# REQUIREMENTS
Using the data beneath, show every line that includes the word "color".

====== ENTRIES SHOWN ======

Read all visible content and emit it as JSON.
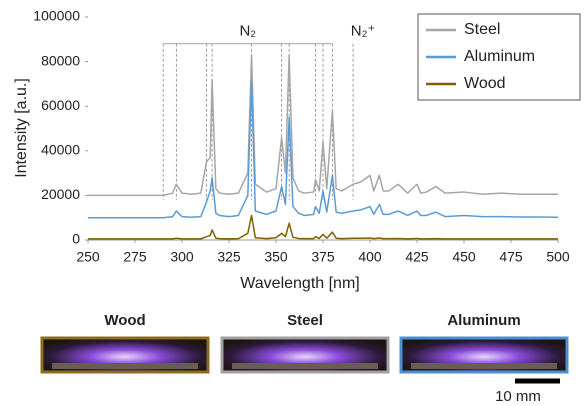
{
  "chart_data": {
    "type": "line",
    "xlabel": "Wavelength [nm]",
    "ylabel": "Intensity [a.u.]",
    "x": [
      250,
      260,
      270,
      280,
      290,
      295,
      297,
      300,
      305,
      310,
      313,
      315,
      316,
      318,
      320,
      325,
      330,
      335,
      337,
      339,
      345,
      350,
      353,
      355,
      357,
      359,
      362,
      365,
      370,
      371,
      373,
      375,
      377,
      380,
      382,
      385,
      391,
      395,
      400,
      402,
      405,
      407,
      410,
      415,
      420,
      425,
      427,
      430,
      435,
      440,
      450,
      460,
      470,
      480,
      490,
      500
    ],
    "series": [
      {
        "name": "Steel",
        "color": "#a6a6a6",
        "values": [
          20000,
          20000,
          20000,
          20000,
          20000,
          21000,
          25000,
          21000,
          20500,
          21000,
          35000,
          37000,
          72000,
          23000,
          21000,
          20500,
          21000,
          30000,
          83000,
          25000,
          21500,
          23000,
          46000,
          30000,
          83000,
          28000,
          22000,
          21000,
          21500,
          27000,
          22000,
          44000,
          23000,
          58000,
          23000,
          22000,
          25000,
          26000,
          29000,
          22000,
          29000,
          22000,
          22000,
          25000,
          21000,
          25000,
          21000,
          21500,
          24000,
          21000,
          21500,
          20500,
          21000,
          20500,
          20500,
          20500
        ]
      },
      {
        "name": "Aluminum",
        "color": "#5b9bd5",
        "values": [
          10000,
          10000,
          10000,
          10000,
          10000,
          10500,
          13000,
          10500,
          10200,
          10500,
          17000,
          22000,
          28000,
          12000,
          11000,
          10500,
          11000,
          20000,
          71000,
          13000,
          11500,
          13000,
          24000,
          16000,
          55000,
          15000,
          12000,
          11000,
          11500,
          15000,
          12000,
          22000,
          12500,
          29000,
          12500,
          12000,
          13000,
          13500,
          15000,
          11500,
          16000,
          11500,
          11500,
          13000,
          11000,
          13000,
          11000,
          11000,
          12500,
          10500,
          11000,
          10500,
          10500,
          10300,
          10300,
          10200
        ]
      },
      {
        "name": "Wood",
        "color": "#7f6000",
        "values": [
          500,
          500,
          500,
          500,
          500,
          500,
          800,
          500,
          500,
          500,
          1500,
          2000,
          4500,
          800,
          600,
          500,
          600,
          3000,
          11000,
          1000,
          600,
          1000,
          3000,
          1500,
          7500,
          1200,
          700,
          600,
          600,
          1500,
          700,
          2500,
          800,
          3500,
          800,
          600,
          800,
          800,
          900,
          600,
          900,
          600,
          600,
          700,
          500,
          700,
          500,
          500,
          600,
          500,
          500,
          500,
          500,
          500,
          500,
          500
        ]
      }
    ],
    "xlim": [
      250,
      500
    ],
    "xticks": [
      250,
      275,
      300,
      325,
      350,
      375,
      400,
      425,
      450,
      475,
      500
    ],
    "ylim": [
      0,
      100000
    ],
    "yticks": [
      0,
      20000,
      40000,
      60000,
      80000,
      100000
    ],
    "grid": false,
    "legend": "top-right",
    "bands": [
      {
        "label": "N₂",
        "wavelengths": [
          290,
          297,
          313,
          316,
          337,
          353,
          357,
          371,
          375,
          380
        ]
      },
      {
        "label": "N₂⁺",
        "wavelengths": [
          391
        ]
      }
    ]
  },
  "photos": [
    {
      "label": "Wood",
      "border": "#8b6d1f"
    },
    {
      "label": "Steel",
      "border": "#a0a0a0"
    },
    {
      "label": "Aluminum",
      "border": "#4a8fd0"
    }
  ],
  "scale_bar": "10 mm"
}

======

# RESULT OF THIS EXERCISE
        "color": "#a6a6a6",
        "color": "#5b9bd5",
        "color": "#7f6000",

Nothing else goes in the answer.